Every entry must be given again exactly.

— Start —

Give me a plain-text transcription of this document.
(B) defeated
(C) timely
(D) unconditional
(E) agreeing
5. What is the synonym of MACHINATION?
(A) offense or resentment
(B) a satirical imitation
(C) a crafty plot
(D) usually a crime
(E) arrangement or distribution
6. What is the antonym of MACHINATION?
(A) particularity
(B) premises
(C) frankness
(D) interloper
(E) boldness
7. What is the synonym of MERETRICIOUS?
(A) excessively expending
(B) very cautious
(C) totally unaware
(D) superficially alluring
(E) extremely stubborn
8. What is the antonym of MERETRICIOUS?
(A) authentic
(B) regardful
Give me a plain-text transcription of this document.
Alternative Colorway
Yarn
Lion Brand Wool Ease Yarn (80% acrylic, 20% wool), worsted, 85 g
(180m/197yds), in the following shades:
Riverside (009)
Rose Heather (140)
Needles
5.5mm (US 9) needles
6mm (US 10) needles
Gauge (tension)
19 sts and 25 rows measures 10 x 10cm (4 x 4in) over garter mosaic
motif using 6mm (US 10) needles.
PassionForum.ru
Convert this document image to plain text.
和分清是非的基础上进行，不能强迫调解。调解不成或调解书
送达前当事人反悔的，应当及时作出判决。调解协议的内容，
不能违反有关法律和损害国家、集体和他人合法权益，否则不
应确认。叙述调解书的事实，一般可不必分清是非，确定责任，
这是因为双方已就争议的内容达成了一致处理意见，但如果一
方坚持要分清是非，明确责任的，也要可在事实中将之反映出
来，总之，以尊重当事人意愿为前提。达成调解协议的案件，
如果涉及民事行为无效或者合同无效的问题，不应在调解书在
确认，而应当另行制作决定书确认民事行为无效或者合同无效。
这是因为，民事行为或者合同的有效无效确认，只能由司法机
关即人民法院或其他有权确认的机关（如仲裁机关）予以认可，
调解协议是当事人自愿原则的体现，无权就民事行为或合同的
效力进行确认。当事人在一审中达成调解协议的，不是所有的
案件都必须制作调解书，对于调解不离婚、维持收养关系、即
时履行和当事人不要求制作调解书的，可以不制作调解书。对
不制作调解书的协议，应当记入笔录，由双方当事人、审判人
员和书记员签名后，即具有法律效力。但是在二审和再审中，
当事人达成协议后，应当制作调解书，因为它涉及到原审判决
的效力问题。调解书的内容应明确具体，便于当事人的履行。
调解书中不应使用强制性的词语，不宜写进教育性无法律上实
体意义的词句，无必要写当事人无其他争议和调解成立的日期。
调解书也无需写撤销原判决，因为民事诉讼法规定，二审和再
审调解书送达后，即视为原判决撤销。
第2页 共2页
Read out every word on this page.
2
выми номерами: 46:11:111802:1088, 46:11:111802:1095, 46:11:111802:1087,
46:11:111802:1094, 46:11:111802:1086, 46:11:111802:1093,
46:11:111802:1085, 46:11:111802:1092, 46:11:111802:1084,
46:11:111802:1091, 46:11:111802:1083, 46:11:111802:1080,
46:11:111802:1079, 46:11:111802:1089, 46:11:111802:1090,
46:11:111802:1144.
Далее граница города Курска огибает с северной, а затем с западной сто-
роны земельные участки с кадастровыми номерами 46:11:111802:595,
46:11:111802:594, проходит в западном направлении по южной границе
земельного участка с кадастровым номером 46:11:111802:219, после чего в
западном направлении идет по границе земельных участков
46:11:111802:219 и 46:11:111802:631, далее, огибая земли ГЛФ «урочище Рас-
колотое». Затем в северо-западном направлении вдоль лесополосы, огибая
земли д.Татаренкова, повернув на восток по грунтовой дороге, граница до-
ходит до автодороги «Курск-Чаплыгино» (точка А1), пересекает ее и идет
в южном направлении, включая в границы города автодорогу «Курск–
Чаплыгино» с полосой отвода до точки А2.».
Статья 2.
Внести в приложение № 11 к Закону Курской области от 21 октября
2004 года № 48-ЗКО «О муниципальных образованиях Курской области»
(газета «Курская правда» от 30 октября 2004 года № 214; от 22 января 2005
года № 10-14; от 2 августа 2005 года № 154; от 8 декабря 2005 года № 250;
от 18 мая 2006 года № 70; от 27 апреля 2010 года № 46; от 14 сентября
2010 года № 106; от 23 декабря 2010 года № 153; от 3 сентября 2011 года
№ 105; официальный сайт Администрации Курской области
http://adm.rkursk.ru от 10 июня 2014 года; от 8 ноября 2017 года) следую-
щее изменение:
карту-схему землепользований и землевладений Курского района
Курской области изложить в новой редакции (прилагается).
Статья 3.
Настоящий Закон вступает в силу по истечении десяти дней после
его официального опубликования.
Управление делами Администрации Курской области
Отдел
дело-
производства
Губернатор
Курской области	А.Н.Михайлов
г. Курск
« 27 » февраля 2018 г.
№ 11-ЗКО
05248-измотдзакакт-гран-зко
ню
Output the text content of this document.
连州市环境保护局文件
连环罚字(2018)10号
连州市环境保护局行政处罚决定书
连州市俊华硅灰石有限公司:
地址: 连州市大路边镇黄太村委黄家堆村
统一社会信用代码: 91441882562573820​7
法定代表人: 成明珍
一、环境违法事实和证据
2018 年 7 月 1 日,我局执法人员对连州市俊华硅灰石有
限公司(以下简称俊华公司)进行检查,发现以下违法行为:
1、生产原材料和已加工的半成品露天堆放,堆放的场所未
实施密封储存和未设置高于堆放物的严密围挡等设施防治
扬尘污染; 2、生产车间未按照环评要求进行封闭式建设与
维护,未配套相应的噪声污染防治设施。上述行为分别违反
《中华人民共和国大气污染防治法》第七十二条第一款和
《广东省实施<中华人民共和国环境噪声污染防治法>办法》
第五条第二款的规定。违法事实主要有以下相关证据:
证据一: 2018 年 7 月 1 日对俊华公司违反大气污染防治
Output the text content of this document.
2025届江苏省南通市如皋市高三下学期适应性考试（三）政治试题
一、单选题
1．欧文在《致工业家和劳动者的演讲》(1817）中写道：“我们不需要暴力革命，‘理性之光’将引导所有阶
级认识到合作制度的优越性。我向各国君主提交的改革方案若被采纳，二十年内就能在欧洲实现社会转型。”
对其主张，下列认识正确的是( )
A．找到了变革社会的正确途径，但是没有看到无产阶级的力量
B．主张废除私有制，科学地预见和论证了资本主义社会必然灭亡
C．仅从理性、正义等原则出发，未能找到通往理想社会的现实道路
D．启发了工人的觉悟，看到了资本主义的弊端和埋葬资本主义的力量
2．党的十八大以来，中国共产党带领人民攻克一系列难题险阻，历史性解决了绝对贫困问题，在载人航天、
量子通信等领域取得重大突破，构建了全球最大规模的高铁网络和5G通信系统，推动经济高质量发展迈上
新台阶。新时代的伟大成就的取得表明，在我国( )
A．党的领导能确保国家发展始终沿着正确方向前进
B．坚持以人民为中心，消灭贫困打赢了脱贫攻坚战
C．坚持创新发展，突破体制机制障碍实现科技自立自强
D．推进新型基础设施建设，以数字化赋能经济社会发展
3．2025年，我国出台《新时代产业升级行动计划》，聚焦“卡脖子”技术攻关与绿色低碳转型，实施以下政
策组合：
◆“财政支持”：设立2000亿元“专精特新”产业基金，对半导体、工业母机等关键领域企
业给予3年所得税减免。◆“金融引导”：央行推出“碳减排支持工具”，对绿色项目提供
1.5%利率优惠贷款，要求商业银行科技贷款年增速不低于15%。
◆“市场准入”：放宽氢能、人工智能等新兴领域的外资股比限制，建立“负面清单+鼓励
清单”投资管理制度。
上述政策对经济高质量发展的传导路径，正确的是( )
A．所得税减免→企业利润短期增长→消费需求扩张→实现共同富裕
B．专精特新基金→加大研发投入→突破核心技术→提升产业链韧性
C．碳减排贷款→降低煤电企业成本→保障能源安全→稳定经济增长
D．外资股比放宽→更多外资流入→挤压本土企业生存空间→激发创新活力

— End —

# Exercise result:
Give me a plain-text transcription of this document.
(B) defeated
(C) timely
(D) unconditional
(E) agreeing
5. What is the synonym of MACHINATION?
(A) offense or resentment
(B) a satirical imitation
(C) a crafty plot
(D) usually a crime
(E) arrangement or distribution
6. What is the antonym of MACHINATION?
(A) particularity
(B) premises
(C) frankness
(D) interloper
(E) boldness
7. What is the synonym of MERETRICIOUS?
(A) excessively expending
(B) very cautious
(C) totally unaware
(D) superficially alluring
(E) extremely stubborn
8. What is the antonym of MERETRICIOUS?
(A) authentic
(B) regardful
Give me a plain-text transcription of this document.
Alternative Colorway
Yarn
Lion Brand Wool Ease Yarn (80% acrylic, 20% wool), worsted, 85 g
(180m/197yds), in the following shades:
Riverside (009)
Rose Heather (140)
Needles
5.5mm (US 9) needles
6mm (US 10) needles
Gauge (tension)
19 sts and 25 rows measures 10 x 10cm (4 x 4in) over garter mosaic
motif using 6mm (US 10) needles.
PassionForum.ru
Convert this document image to plain text.
和分清是非的基础上进行，不能强迫调解。调解不成或调解书
送达前当事人反悔的，应当及时作出判决。调解协议的内容，
不能违反有关法律和损害国家、集体和他人合法权益，否则不
应确认。叙述调解书的事实，一般可不必分清是非，确定责任，
这是因为双方已就争议的内容达成了一致处理意见，但如果一
方坚持要分清是非，明确责任的，也要可在事实中将之反映出
来，总之，以尊重当事人意愿为前提。达成调解协议的案件，
如果涉及民事行为无效或者合同无效的问题，不应在调解书在
确认，而应当另行制作决定书确认民事行为无效或者合同无效。
这是因为，民事行为或者合同的有效无效确认，只能由司法机
关即人民法院或其他有权确认的机关（如仲裁机关）予以认可，
调解协议是当事人自愿原则的体现，无权就民事行为或合同的
效力进行确认。当事人在一审中达成调解协议的，不是所有的
案件都必须制作调解书，对于调解不离婚、维持收养关系、即
时履行和当事人不要求制作调解书的，可以不制作调解书。对
不制作调解书的协议，应当记入笔录，由双方当事人、审判人
员和书记员签名后，即具有法律效力。但是在二审和再审中，
当事人达成协议后，应当制作调解书，因为它涉及到原审判决
的效力问题。调解书的内容应明确具体，便于当事人的履行。
调解书中不应使用强制性的词语，不宜写进教育性无法律上实
体意义的词句，无必要写当事人无其他争议和调解成立的日期。
调解书也无需写撤销原判决，因为民事诉讼法规定，二审和再
审调解书送达后，即视为原判决撤销。
第2页 共2页
Read out every word on this page.
2
выми номерами: 46:11:111802:1088, 46:11:111802:1095, 46:11:111802:1087,
46:11:111802:1094, 46:11:111802:1086, 46:11:111802:1093,
46:11:111802:1085, 46:11:111802:1092, 46:11:111802:1084,
46:11:111802:1091, 46:11:111802:1083, 46:11:111802:1080,
46:11:111802:1079, 46:11:111802:1089, 46:11:111802:1090,
46:11:111802:1144.
Далее граница города Курска огибает с северной, а затем с западной сто-
роны земельные участки с кадастровыми номерами 46:11:111802:595,
46:11:111802:594, проходит в западном направлении по южной границе
земельного участка с кадастровым номером 46:11:111802:219, после чего в
западном направлении идет по границе земельных участков
46:11:111802:219 и 46:11:111802:631, далее, огибая земли ГЛФ «урочище Рас-
колотое». Затем в северо-западном направлении вдоль лесополосы, огибая
земли д.Татаренкова, повернув на восток по грунтовой дороге, граница до-
ходит до автодороги «Курск-Чаплыгино» (точка А1), пересекает ее и идет
в южном направлении, включая в границы города автодорогу «Курск–
Чаплыгино» с полосой отвода до точки А2.».
Статья 2.
Внести в приложение № 11 к Закону Курской области от 21 октября
2004 года № 48-ЗКО «О муниципальных образованиях Курской области»
(газета «Курская правда» от 30 октября 2004 года № 214; от 22 января 2005
года № 10-14; от 2 августа 2005 года № 154; от 8 декабря 2005 года № 250;
от 18 мая 2006 года № 70; от 27 апреля 2010 года № 46; от 14 сентября
2010 года № 106; от 23 декабря 2010 года № 153; от 3 сентября 2011 года
№ 105; официальный сайт Администрации Курской области
http://adm.rkursk.ru от 10 июня 2014 года; от 8 ноября 2017 года) следую-
щее изменение:
карту-схему землепользований и землевладений Курского района
Курской области изложить в новой редакции (прилагается).
Статья 3.
Настоящий Закон вступает в силу по истечении десяти дней после
его официального опубликования.
Управление делами Администрации Курской области
Отдел
дело-
производства
Губернатор
Курской области	А.Н.Михайлов
г. Курск
« 27 » февраля 2018 г.
№ 11-ЗКО
05248-измотдзакакт-гран-зко
ню
Output the text content of this document.
连州市环境保护局文件
连环罚字(2018)10号
连州市环境保护局行政处罚决定书
连州市俊华硅灰石有限公司:
地址: 连州市大路边镇黄太村委黄家堆村
统一社会信用代码: 91441882562573820​7
法定代表人: 成明珍
一、环境违法事实和证据
2018 年 7 月 1 日,我局执法人员对连州市俊华硅灰石有
限公司(以下简称俊华公司)进行检查,发现以下违法行为:
1、生产原材料和已加工的半成品露天堆放,堆放的场所未
实施密封储存和未设置高于堆放物的严密围挡等设施防治
扬尘污染; 2、生产车间未按照环评要求进行封闭式建设与
维护,未配套相应的噪声污染防治设施。上述行为分别违反
《中华人民共和国大气污染防治法》第七十二条第一款和
《广东省实施<中华人民共和国环境噪声污染防治法>办法》
第五条第二款的规定。违法事实主要有以下相关证据:
证据一: 2018 年 7 月 1 日对俊华公司违反大气污染防治
Output the text content of this document.
2025届江苏省南通市如皋市高三下学期适应性考试（三）政治试题
一、单选题
1．欧文在《致工业家和劳动者的演讲》(1817）中写道：“我们不需要暴力革命，‘理性之光’将引导所有阶
级认识到合作制度的优越性。我向各国君主提交的改革方案若被采纳，二十年内就能在欧洲实现社会转型。”
对其主张，下列认识正确的是( )
A．找到了变革社会的正确途径，但是没有看到无产阶级的力量
B．主张废除私有制，科学地预见和论证了资本主义社会必然灭亡
C．仅从理性、正义等原则出发，未能找到通往理想社会的现实道路
D．启发了工人的觉悟，看到了资本主义的弊端和埋葬资本主义的力量
2．党的十八大以来，中国共产党带领人民攻克一系列难题险阻，历史性解决了绝对贫困问题，在载人航天、
量子通信等领域取得重大突破，构建了全球最大规模的高铁网络和5G通信系统，推动经济高质量发展迈上
新台阶。新时代的伟大成就的取得表明，在我国( )
A．党的领导能确保国家发展始终沿着正确方向前进
B．坚持以人民为中心，消灭贫困打赢了脱贫攻坚战
C．坚持创新发展，突破体制机制障碍实现科技自立自强
D．推进新型基础设施建设，以数字化赋能经济社会发展
3．2025年，我国出台《新时代产业升级行动计划》，聚焦“卡脖子”技术攻关与绿色低碳转型，实施以下政
策组合：
◆“财政支持”：设立2000亿元“专精特新”产业基金，对半导体、工业母机等关键领域企
业给予3年所得税减免。◆“金融引导”：央行推出“碳减排支持工具”，对绿色项目提供
1.5%利率优惠贷款，要求商业银行科技贷款年增速不低于15%。
◆“市场准入”：放宽氢能、人工智能等新兴领域的外资股比限制，建立“负面清单+鼓励
清单”投资管理制度。
上述政策对经济高质量发展的传导路径，正确的是( )
A．所得税减免→企业利润短期增长→消费需求扩张→实现共同富裕
B．专精特新基金→加大研发投入→突破核心技术→提升产业链韧性
C．碳减排贷款→降低煤电企业成本→保障能源安全→稳定经济增长
D．外资股比放宽→更多外资流入→挤压本土企业生存空间→激发创新活力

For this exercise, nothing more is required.